→ Task to carry out
Search the material below for the string "педали" and list each line that holds it.

→ Record list
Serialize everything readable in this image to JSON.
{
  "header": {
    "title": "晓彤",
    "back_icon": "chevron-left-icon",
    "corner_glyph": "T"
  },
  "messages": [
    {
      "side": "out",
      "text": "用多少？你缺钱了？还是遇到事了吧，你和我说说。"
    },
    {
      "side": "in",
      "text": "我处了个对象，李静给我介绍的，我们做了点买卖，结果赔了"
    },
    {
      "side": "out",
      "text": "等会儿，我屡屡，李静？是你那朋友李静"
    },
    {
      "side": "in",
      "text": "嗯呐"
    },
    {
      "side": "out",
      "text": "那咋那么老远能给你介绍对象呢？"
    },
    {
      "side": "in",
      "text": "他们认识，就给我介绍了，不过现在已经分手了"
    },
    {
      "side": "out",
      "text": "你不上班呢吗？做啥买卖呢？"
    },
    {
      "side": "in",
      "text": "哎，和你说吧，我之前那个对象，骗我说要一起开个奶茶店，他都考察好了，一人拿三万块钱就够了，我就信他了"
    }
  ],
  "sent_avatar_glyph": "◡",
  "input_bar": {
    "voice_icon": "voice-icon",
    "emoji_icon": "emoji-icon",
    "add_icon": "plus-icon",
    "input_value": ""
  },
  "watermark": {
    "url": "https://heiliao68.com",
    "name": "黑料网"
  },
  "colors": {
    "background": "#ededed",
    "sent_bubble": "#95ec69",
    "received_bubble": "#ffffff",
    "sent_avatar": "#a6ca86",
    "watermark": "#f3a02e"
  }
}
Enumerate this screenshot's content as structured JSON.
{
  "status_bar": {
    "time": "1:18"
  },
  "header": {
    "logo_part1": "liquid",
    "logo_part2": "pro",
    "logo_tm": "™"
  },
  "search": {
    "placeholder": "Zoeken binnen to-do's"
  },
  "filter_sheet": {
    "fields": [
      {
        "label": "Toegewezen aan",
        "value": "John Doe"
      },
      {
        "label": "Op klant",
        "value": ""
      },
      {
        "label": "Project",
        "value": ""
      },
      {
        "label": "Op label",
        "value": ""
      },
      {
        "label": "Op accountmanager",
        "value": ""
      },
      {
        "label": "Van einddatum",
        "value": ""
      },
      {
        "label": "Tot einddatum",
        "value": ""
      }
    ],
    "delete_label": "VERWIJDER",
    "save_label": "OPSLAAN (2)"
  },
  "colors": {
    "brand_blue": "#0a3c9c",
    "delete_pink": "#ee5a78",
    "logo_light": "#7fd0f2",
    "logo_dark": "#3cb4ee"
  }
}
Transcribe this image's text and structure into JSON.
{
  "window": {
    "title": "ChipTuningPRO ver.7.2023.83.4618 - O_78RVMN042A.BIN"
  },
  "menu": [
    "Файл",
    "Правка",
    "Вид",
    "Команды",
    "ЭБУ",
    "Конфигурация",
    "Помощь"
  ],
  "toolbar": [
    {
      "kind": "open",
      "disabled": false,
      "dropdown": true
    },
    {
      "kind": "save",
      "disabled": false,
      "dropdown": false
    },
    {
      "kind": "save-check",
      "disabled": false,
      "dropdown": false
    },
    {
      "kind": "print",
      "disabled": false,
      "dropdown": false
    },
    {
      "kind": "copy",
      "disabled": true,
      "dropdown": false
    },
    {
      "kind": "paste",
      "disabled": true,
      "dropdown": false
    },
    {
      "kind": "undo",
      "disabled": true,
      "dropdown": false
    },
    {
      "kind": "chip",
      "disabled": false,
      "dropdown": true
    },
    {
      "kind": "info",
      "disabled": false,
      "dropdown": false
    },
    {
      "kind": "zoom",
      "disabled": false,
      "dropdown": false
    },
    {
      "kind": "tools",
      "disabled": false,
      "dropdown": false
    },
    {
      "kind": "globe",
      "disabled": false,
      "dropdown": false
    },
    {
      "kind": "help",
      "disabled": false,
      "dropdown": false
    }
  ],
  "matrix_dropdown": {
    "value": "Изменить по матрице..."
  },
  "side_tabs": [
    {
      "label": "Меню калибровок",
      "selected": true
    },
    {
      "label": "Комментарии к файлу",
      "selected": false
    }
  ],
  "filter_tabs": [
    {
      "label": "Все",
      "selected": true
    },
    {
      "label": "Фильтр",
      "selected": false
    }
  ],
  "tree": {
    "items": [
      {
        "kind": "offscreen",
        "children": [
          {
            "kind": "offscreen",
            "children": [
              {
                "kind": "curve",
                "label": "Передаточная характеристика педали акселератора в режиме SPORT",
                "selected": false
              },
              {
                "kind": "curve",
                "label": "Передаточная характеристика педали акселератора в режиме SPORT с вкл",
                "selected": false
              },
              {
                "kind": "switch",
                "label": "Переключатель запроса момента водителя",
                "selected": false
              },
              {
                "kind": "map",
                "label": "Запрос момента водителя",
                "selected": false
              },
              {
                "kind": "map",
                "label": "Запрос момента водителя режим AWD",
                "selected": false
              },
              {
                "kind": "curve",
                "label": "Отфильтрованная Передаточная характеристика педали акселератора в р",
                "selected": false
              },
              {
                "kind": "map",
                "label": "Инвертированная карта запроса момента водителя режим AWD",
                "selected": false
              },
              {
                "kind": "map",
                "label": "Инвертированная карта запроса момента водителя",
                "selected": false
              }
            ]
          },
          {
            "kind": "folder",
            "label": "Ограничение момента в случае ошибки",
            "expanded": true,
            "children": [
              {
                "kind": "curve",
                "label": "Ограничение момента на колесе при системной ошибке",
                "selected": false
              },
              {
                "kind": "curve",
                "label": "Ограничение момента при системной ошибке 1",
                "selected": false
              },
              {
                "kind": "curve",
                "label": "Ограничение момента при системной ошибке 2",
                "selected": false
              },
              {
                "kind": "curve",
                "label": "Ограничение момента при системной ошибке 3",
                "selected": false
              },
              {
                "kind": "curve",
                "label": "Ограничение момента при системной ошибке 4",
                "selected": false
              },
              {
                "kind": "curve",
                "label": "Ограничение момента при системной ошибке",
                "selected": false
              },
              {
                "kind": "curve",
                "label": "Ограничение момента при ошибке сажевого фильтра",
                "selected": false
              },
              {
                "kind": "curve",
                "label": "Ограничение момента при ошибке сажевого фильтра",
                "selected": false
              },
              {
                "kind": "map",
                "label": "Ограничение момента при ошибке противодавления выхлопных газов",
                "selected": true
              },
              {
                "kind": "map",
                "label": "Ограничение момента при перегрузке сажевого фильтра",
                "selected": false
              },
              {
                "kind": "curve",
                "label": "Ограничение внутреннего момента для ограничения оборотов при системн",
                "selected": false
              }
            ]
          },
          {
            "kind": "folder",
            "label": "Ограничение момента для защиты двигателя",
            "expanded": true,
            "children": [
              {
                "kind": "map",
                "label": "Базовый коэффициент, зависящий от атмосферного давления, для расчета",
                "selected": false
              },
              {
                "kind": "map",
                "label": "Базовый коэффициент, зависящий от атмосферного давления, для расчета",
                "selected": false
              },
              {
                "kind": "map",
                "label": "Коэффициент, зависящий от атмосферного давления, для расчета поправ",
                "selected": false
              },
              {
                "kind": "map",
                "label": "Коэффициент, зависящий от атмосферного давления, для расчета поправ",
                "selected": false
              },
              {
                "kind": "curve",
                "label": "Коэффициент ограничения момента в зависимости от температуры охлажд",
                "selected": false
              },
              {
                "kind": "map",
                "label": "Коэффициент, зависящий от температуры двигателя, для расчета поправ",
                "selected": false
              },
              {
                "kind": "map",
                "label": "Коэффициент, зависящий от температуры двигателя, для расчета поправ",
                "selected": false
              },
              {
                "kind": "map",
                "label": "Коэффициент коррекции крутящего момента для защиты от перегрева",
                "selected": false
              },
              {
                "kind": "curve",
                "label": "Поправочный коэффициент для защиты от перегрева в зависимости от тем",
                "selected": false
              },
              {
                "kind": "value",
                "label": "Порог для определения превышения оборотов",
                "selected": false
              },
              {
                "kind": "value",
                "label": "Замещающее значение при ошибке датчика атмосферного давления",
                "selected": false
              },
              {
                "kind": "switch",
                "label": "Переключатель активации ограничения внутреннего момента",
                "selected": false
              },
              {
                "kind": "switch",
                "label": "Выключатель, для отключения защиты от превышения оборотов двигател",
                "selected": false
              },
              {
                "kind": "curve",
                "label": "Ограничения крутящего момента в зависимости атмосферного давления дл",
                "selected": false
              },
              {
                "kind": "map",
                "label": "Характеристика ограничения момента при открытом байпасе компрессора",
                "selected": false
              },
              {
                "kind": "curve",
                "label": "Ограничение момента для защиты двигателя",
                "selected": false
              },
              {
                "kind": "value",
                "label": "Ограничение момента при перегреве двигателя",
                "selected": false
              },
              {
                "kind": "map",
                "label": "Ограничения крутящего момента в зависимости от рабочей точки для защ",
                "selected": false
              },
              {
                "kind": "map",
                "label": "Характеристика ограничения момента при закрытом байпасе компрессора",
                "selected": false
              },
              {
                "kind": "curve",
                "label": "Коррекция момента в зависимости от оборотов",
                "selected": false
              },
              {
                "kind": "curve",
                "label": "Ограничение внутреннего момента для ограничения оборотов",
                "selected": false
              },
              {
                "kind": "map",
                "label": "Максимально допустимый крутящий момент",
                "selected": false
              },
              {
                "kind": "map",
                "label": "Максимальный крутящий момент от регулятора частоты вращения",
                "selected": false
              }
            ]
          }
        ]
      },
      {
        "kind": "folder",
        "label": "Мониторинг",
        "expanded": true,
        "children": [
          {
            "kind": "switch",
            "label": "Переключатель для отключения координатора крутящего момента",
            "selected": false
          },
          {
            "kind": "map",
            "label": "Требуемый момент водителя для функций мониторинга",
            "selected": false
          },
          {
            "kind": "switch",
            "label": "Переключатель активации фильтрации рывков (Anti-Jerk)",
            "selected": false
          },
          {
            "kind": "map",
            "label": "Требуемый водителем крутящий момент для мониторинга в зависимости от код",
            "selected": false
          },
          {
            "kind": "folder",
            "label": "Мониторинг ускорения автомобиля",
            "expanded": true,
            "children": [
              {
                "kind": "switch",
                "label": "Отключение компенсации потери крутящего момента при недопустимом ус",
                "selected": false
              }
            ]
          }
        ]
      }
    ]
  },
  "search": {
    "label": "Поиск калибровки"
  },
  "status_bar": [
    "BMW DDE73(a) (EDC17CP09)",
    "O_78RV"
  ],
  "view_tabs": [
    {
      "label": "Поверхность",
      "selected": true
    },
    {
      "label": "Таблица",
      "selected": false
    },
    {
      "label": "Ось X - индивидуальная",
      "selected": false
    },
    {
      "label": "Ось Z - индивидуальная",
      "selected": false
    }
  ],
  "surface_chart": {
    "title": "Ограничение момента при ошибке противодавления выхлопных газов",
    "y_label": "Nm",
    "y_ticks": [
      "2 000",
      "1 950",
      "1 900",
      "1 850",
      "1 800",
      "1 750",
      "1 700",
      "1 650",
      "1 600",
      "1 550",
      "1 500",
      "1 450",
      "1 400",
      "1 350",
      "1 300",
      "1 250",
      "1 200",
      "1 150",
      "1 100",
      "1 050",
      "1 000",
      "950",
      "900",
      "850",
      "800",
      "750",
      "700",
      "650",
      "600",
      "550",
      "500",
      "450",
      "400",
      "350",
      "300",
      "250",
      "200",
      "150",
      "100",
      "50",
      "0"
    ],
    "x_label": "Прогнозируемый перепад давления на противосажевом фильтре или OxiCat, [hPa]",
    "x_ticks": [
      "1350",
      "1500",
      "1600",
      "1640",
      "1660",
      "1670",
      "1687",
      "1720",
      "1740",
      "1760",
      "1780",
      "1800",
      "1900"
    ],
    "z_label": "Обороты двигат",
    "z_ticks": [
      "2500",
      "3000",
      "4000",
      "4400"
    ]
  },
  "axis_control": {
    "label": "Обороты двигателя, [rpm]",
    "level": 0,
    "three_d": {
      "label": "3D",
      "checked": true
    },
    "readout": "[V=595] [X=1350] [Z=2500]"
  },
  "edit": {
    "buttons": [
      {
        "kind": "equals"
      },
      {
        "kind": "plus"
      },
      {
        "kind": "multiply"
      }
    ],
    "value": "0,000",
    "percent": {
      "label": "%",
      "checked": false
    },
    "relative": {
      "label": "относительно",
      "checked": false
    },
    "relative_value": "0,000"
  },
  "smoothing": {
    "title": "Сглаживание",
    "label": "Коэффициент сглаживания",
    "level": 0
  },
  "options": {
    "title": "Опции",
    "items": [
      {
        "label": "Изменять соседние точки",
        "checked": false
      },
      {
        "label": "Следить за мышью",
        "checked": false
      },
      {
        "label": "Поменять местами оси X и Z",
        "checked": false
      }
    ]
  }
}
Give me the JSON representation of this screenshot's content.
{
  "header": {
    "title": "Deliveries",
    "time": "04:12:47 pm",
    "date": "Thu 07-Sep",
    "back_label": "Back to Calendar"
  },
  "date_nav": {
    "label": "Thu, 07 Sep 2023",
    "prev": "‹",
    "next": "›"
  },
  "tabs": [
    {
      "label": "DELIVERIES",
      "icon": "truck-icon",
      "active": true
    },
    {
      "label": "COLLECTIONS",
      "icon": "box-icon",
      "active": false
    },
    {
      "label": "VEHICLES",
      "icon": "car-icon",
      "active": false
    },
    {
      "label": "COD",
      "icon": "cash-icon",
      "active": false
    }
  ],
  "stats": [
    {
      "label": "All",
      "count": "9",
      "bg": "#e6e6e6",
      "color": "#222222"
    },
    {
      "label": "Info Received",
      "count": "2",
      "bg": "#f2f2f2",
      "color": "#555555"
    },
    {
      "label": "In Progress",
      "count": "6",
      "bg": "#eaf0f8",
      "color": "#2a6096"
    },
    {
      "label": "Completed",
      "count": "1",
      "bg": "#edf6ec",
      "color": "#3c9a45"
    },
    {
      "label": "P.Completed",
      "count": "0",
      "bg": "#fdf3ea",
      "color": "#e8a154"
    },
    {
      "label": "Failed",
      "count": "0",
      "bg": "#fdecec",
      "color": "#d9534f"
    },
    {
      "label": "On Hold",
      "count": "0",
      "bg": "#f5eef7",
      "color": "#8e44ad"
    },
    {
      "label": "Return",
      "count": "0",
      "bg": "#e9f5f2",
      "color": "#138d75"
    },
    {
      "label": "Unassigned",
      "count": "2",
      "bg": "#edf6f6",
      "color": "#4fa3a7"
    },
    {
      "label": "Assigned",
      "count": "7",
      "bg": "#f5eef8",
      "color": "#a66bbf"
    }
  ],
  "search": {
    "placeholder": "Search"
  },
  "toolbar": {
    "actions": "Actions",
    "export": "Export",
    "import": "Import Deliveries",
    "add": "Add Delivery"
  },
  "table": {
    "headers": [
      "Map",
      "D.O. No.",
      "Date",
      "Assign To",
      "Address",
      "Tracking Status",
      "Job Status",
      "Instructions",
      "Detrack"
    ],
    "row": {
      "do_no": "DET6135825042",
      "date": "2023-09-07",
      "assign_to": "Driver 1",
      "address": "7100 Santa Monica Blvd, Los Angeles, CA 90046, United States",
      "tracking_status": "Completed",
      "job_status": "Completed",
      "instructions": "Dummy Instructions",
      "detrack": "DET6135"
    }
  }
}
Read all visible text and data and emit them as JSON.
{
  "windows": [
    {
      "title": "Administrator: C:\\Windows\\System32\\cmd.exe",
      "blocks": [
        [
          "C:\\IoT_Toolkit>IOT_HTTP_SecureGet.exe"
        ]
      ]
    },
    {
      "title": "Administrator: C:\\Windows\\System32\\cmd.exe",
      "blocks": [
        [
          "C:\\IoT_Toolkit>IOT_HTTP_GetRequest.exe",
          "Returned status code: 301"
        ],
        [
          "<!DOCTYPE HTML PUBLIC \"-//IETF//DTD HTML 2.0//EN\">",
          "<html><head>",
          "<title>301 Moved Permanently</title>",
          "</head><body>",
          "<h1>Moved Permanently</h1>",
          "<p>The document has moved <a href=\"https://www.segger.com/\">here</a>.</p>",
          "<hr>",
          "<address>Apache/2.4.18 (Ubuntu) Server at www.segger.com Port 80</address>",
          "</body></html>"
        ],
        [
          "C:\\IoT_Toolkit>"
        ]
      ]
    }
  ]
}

→ Task answer
                "label": "Передаточная характеристика педали акселератора в режиме SPORT",
                "label": "Передаточная характеристика педали акселератора в режиме SPORT с вкл",
                "label": "Отфильтрованная Передаточная характеристика педали акселератора в р",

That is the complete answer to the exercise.